Task prompt >>
Where a line of the listing below includes the word "this", reproduce that line.

(Dataset records)

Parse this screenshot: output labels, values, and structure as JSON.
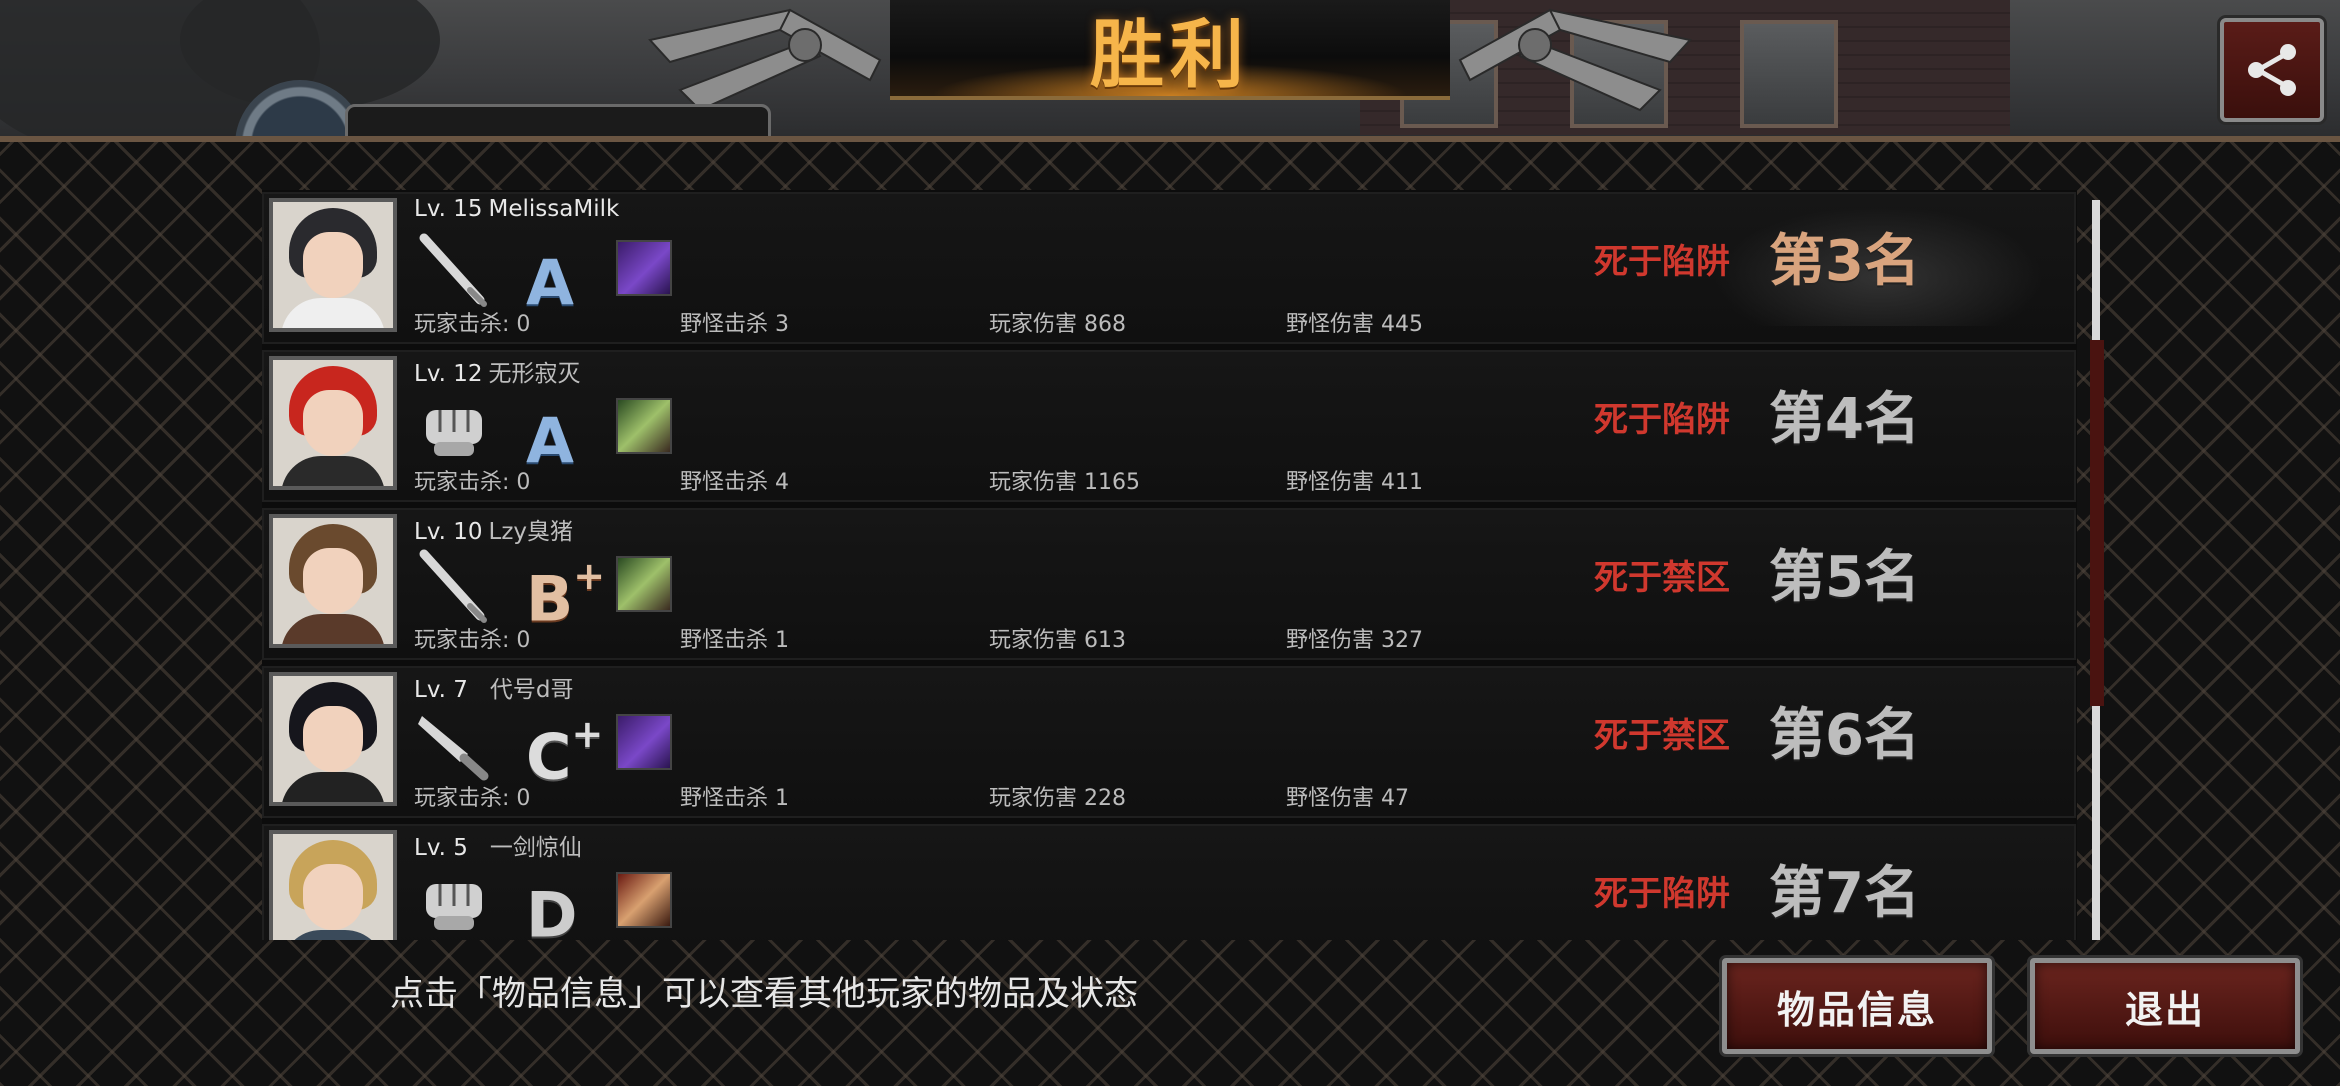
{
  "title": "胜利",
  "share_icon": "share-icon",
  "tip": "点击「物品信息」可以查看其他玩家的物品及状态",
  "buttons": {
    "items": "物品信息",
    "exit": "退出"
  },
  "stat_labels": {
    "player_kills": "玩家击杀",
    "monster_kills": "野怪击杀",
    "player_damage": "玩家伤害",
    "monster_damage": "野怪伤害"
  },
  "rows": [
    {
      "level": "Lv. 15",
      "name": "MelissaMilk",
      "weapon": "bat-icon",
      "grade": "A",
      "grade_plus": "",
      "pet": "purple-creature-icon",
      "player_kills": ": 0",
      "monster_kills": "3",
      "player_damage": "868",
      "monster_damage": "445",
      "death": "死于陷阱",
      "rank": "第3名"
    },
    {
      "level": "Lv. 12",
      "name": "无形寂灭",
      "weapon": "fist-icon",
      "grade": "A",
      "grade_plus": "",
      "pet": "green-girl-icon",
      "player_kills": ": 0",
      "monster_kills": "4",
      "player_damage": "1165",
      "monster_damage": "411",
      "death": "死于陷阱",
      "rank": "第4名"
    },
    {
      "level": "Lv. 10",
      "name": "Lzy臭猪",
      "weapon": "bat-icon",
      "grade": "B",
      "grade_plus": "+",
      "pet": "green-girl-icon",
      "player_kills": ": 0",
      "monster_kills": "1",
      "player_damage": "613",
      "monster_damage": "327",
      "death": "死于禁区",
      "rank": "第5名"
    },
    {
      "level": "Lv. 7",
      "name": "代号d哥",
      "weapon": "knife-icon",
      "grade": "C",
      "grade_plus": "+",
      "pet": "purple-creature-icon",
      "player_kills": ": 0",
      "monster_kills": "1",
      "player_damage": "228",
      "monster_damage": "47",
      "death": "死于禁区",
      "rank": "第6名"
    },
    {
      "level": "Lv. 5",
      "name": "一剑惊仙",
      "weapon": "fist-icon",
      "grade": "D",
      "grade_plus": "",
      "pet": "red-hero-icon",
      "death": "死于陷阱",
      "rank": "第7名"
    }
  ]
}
==
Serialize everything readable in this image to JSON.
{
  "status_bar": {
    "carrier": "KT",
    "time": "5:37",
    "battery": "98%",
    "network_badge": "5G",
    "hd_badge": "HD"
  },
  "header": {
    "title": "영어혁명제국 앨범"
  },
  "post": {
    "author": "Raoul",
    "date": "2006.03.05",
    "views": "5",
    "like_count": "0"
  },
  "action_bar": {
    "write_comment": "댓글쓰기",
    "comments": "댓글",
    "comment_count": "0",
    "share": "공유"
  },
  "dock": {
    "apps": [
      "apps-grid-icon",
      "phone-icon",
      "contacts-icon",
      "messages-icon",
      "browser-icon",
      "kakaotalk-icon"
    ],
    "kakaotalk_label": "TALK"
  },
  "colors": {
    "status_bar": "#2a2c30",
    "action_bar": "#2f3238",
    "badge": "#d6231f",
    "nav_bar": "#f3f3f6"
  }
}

Written solution >>
Parse this screenshot: output labels, values, and structure as JSON.
Serialize everything readable in this image to JSON.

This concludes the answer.